== Objective ==
Copy the records below exactly, leaving out any pictures.

[Stored data]
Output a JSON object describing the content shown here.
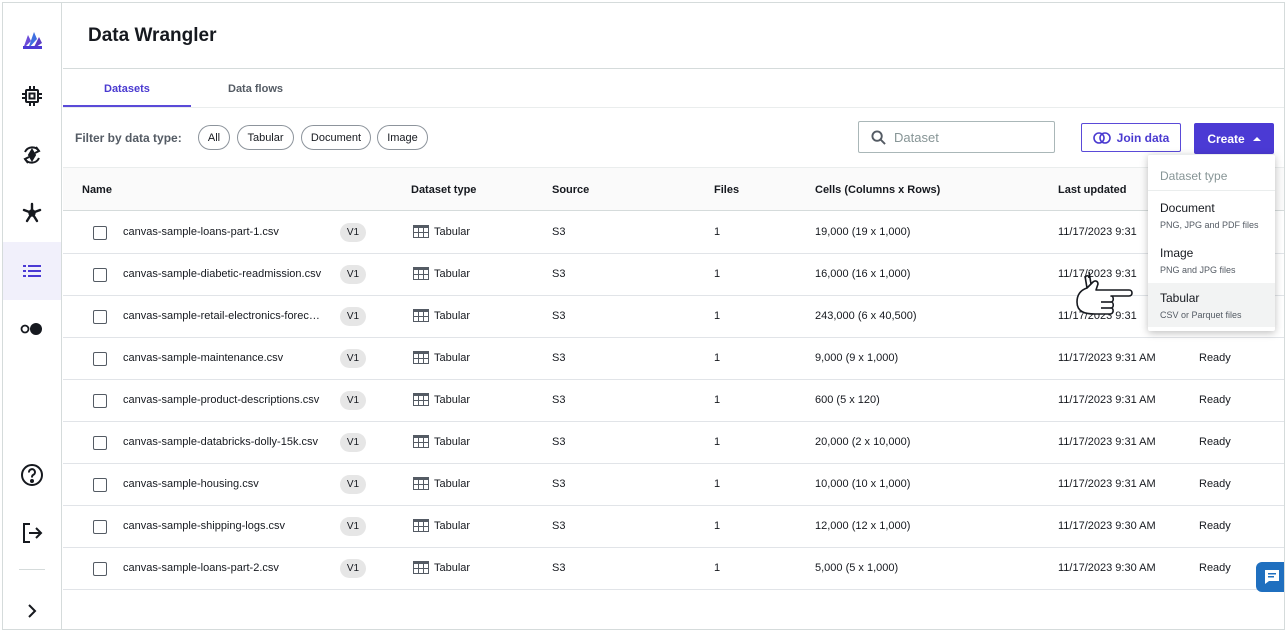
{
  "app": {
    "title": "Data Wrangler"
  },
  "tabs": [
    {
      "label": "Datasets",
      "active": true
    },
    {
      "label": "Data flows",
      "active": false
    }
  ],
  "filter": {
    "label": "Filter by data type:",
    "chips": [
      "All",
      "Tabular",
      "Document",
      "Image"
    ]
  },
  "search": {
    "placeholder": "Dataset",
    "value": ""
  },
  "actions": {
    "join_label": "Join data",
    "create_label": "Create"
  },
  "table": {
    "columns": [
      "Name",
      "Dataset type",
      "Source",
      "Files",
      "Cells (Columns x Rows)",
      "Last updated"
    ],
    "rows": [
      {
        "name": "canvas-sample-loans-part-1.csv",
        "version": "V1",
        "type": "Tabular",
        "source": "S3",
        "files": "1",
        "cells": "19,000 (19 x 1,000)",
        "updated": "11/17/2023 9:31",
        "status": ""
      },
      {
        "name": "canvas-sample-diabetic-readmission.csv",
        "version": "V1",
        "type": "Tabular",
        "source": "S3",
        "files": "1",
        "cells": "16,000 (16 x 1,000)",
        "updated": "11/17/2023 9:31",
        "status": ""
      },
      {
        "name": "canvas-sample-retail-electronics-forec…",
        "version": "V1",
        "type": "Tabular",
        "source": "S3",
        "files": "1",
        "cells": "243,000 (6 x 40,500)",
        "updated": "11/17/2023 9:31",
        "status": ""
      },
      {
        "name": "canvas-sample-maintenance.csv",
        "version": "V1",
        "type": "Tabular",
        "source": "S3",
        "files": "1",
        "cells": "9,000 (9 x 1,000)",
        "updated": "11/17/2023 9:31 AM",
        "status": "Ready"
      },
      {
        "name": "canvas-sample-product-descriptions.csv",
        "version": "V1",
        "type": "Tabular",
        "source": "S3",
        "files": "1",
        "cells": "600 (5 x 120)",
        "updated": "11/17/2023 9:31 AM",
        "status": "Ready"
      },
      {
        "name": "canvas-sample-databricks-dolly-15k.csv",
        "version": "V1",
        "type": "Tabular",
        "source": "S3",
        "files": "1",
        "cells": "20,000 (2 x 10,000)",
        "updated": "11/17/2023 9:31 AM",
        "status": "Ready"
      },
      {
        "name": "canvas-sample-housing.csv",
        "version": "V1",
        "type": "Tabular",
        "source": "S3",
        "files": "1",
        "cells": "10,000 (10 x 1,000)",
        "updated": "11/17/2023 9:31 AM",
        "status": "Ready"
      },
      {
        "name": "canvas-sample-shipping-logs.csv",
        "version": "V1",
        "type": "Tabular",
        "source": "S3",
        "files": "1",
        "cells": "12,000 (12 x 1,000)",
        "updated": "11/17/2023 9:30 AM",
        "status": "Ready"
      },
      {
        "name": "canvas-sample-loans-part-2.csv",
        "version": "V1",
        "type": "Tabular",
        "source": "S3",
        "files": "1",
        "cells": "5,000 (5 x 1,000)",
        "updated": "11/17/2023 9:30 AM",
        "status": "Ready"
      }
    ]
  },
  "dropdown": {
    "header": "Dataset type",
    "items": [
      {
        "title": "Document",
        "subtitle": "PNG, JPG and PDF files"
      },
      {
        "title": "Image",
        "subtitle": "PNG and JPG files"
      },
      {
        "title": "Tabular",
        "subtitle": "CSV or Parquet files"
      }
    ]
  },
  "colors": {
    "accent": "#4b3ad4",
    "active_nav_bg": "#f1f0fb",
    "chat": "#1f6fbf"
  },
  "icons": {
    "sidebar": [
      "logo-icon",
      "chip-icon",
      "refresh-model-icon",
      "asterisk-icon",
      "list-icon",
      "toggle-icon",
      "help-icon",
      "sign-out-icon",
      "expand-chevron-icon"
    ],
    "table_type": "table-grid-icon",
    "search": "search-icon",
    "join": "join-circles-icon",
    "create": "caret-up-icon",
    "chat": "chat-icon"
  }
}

== Written response ==
Output a JSON object describing the content shown here.
{
  "app": {
    "title": "Data Wrangler"
  },
  "tabs": [
    {
      "label": "Datasets",
      "active": true
    },
    {
      "label": "Data flows",
      "active": false
    }
  ],
  "filter": {
    "label": "Filter by data type:",
    "chips": [
      "All",
      "Tabular",
      "Document",
      "Image"
    ]
  },
  "search": {
    "placeholder": "Dataset",
    "value": ""
  },
  "actions": {
    "join_label": "Join data",
    "create_label": "Create"
  },
  "table": {
    "columns": [
      "Name",
      "Dataset type",
      "Source",
      "Files",
      "Cells (Columns x Rows)",
      "Last updated"
    ],
    "rows": [
      {
        "name": "canvas-sample-loans-part-1.csv",
        "version": "V1",
        "type": "Tabular",
        "source": "S3",
        "files": "1",
        "cells": "19,000 (19 x 1,000)",
        "updated": "11/17/2023 9:31",
        "status": ""
      },
      {
        "name": "canvas-sample-diabetic-readmission.csv",
        "version": "V1",
        "type": "Tabular",
        "source": "S3",
        "files": "1",
        "cells": "16,000 (16 x 1,000)",
        "updated": "11/17/2023 9:31",
        "status": ""
      },
      {
        "name": "canvas-sample-retail-electronics-forec…",
        "version": "V1",
        "type": "Tabular",
        "source": "S3",
        "files": "1",
        "cells": "243,000 (6 x 40,500)",
        "updated": "11/17/2023 9:31",
        "status": ""
      },
      {
        "name": "canvas-sample-maintenance.csv",
        "version": "V1",
        "type": "Tabular",
        "source": "S3",
        "files": "1",
        "cells": "9,000 (9 x 1,000)",
        "updated": "11/17/2023 9:31 AM",
        "status": "Ready"
      },
      {
        "name": "canvas-sample-product-descriptions.csv",
        "version": "V1",
        "type": "Tabular",
        "source": "S3",
        "files": "1",
        "cells": "600 (5 x 120)",
        "updated": "11/17/2023 9:31 AM",
        "status": "Ready"
      },
      {
        "name": "canvas-sample-databricks-dolly-15k.csv",
        "version": "V1",
        "type": "Tabular",
        "source": "S3",
        "files": "1",
        "cells": "20,000 (2 x 10,000)",
        "updated": "11/17/2023 9:31 AM",
        "status": "Ready"
      },
      {
        "name": "canvas-sample-housing.csv",
        "version": "V1",
        "type": "Tabular",
        "source": "S3",
        "files": "1",
        "cells": "10,000 (10 x 1,000)",
        "updated": "11/17/2023 9:31 AM",
        "status": "Ready"
      },
      {
        "name": "canvas-sample-shipping-logs.csv",
        "version": "V1",
        "type": "Tabular",
        "source": "S3",
        "files": "1",
        "cells": "12,000 (12 x 1,000)",
        "updated": "11/17/2023 9:30 AM",
        "status": "Ready"
      },
      {
        "name": "canvas-sample-loans-part-2.csv",
        "version": "V1",
        "type": "Tabular",
        "source": "S3",
        "files": "1",
        "cells": "5,000 (5 x 1,000)",
        "updated": "11/17/2023 9:30 AM",
        "status": "Ready"
      }
    ]
  },
  "dropdown": {
    "header": "Dataset type",
    "items": [
      {
        "title": "Document",
        "subtitle": "PNG, JPG and PDF files"
      },
      {
        "title": "Image",
        "subtitle": "PNG and JPG files"
      },
      {
        "title": "Tabular",
        "subtitle": "CSV or Parquet files"
      }
    ]
  },
  "colors": {
    "accent": "#4b3ad4",
    "active_nav_bg": "#f1f0fb",
    "chat": "#1f6fbf"
  },
  "icons": {
    "sidebar": [
      "logo-icon",
      "chip-icon",
      "refresh-model-icon",
      "asterisk-icon",
      "list-icon",
      "toggle-icon",
      "help-icon",
      "sign-out-icon",
      "expand-chevron-icon"
    ],
    "table_type": "table-grid-icon",
    "search": "search-icon",
    "join": "join-circles-icon",
    "create": "caret-up-icon",
    "chat": "chat-icon"
  }
}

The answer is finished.